» EXERCISE REQUIREMENTS
Reply with one number: the count of lines in the records below that hold "Account".

» ROWS
* Begin *

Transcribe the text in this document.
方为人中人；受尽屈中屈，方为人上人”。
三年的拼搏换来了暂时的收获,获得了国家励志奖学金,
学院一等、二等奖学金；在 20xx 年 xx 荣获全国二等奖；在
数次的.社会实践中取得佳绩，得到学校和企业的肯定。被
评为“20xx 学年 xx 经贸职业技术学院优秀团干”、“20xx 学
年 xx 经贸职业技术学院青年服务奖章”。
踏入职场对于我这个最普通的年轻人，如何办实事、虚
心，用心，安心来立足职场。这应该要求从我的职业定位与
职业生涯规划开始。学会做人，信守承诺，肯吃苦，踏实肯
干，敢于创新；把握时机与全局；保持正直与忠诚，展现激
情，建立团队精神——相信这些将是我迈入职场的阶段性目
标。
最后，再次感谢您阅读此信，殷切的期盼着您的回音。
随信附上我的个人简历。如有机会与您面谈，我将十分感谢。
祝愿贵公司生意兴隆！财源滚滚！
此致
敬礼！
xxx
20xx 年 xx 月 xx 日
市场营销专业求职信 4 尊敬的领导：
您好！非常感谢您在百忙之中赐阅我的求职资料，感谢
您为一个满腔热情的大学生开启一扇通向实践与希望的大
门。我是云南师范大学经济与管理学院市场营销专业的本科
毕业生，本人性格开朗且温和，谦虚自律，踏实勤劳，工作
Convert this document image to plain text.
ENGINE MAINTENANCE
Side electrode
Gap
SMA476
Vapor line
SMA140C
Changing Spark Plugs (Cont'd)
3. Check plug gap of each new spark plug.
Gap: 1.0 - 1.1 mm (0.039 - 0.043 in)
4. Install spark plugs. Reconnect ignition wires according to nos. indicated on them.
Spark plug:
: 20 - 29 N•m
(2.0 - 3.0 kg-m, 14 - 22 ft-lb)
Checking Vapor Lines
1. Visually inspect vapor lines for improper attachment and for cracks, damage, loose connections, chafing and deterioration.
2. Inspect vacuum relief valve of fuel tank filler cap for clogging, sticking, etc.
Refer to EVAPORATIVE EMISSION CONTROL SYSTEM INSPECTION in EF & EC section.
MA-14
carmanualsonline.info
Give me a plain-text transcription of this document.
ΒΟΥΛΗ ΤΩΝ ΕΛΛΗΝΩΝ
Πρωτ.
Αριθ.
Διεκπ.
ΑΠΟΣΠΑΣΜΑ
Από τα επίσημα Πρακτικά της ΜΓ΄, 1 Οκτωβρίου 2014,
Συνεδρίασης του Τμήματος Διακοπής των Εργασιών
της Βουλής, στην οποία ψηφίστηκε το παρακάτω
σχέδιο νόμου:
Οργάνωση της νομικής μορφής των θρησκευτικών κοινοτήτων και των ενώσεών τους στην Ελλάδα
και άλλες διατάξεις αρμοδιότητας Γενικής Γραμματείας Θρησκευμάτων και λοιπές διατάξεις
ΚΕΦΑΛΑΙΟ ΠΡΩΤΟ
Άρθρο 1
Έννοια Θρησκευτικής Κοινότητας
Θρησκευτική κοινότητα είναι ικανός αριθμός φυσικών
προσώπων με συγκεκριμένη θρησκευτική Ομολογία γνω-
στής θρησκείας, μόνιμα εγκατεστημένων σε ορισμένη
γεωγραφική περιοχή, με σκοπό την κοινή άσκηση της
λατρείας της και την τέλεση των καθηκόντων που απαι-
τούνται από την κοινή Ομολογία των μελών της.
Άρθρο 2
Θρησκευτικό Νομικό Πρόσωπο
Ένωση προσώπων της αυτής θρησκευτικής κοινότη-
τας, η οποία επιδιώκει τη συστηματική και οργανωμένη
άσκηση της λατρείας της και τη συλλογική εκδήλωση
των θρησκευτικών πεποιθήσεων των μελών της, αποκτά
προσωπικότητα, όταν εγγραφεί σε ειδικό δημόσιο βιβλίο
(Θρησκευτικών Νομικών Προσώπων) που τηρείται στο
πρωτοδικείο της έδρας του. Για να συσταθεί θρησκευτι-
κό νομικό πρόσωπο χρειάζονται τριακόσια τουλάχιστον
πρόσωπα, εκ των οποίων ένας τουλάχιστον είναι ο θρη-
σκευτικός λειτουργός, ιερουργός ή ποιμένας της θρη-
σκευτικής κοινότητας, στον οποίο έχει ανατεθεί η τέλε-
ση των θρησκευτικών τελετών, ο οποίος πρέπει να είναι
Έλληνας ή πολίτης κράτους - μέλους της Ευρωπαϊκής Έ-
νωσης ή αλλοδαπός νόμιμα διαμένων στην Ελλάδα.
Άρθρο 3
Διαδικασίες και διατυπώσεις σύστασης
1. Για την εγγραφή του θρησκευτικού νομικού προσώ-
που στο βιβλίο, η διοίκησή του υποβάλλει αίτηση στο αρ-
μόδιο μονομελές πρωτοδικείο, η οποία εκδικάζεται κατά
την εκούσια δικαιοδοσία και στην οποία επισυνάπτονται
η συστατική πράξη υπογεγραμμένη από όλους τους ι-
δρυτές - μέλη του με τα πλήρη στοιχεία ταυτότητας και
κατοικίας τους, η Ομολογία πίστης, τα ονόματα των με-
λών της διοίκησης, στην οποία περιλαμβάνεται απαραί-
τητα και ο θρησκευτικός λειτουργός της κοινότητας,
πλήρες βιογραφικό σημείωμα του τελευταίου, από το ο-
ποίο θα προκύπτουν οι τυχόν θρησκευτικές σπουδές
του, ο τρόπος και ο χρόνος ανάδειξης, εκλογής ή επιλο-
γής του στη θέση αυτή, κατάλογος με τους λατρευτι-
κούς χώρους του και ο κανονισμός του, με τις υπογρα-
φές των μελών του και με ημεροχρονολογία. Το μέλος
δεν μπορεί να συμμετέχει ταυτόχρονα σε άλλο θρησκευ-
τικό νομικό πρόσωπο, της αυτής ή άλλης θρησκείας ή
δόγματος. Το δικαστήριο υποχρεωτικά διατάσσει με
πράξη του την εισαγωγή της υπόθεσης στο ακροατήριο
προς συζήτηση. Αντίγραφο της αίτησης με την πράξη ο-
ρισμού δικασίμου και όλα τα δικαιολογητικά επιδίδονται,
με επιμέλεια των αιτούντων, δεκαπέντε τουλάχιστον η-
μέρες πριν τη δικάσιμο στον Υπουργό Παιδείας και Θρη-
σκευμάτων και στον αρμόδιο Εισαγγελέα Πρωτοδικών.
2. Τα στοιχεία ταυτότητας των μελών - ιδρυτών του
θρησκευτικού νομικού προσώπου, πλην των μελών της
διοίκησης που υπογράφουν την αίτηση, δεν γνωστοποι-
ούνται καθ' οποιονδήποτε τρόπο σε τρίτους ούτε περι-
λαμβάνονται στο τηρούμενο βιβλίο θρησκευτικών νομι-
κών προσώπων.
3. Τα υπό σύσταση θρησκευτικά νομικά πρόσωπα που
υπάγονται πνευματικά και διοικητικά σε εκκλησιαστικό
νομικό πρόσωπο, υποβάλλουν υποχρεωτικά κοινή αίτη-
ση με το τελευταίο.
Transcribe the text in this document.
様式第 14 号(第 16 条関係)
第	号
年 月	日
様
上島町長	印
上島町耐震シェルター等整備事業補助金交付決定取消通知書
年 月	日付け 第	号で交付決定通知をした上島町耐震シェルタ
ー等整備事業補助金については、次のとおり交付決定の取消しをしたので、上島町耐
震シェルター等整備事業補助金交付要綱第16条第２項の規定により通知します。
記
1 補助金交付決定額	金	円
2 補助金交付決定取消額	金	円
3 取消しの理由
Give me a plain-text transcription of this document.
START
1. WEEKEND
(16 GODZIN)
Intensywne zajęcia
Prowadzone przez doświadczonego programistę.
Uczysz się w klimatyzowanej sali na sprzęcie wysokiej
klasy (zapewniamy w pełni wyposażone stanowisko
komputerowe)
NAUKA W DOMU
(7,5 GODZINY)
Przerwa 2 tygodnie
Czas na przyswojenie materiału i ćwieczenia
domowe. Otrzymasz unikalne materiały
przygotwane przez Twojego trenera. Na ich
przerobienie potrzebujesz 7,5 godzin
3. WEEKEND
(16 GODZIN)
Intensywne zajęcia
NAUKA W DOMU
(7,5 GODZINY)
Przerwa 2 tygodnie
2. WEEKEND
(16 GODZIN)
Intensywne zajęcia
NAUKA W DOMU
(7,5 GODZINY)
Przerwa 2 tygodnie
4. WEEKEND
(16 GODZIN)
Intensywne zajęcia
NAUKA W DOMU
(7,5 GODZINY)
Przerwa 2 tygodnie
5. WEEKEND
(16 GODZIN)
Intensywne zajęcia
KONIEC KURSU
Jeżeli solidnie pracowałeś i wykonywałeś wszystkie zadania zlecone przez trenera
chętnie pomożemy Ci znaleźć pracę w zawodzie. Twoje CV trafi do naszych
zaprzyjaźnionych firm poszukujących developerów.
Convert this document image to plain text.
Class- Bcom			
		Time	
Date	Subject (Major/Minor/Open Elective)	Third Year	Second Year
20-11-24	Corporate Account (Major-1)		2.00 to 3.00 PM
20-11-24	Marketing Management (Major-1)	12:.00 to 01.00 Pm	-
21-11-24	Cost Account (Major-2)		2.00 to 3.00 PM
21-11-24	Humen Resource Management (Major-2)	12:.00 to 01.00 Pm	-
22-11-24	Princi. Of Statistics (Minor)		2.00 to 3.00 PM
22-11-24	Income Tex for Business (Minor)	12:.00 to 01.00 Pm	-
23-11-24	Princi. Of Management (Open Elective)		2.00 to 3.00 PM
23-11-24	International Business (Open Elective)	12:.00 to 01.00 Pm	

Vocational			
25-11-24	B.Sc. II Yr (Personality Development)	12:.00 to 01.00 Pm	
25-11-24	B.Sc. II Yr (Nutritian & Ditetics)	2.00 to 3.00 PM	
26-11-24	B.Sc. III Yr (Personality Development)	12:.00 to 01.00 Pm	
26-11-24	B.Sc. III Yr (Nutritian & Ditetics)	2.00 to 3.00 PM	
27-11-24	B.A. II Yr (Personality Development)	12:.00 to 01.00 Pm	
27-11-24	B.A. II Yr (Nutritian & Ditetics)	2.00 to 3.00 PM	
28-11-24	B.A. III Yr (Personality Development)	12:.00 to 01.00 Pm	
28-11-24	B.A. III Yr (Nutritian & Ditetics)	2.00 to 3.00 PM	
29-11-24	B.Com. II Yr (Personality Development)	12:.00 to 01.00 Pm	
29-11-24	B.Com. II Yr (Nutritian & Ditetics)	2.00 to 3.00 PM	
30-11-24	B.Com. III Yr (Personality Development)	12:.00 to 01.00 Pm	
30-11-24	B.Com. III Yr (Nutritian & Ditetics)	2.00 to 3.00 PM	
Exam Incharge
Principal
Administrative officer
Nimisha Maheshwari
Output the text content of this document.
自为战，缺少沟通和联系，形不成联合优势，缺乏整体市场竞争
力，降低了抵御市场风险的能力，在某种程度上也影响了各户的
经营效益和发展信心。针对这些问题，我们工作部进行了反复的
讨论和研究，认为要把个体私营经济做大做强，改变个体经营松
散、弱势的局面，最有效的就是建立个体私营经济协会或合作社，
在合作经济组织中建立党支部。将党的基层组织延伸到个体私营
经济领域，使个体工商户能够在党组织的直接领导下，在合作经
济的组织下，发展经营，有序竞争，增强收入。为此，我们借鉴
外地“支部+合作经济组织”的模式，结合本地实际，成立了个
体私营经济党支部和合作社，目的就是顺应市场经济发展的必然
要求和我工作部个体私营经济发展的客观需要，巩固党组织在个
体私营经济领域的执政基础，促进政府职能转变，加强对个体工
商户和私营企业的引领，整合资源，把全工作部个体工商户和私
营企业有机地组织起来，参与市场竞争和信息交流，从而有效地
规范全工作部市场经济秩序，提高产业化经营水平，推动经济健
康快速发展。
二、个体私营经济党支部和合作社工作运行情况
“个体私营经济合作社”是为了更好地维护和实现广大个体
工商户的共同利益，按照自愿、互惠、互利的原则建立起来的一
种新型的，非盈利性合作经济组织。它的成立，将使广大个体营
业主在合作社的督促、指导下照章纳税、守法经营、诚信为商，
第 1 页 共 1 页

* End *

» THE COMPLETED TASK
2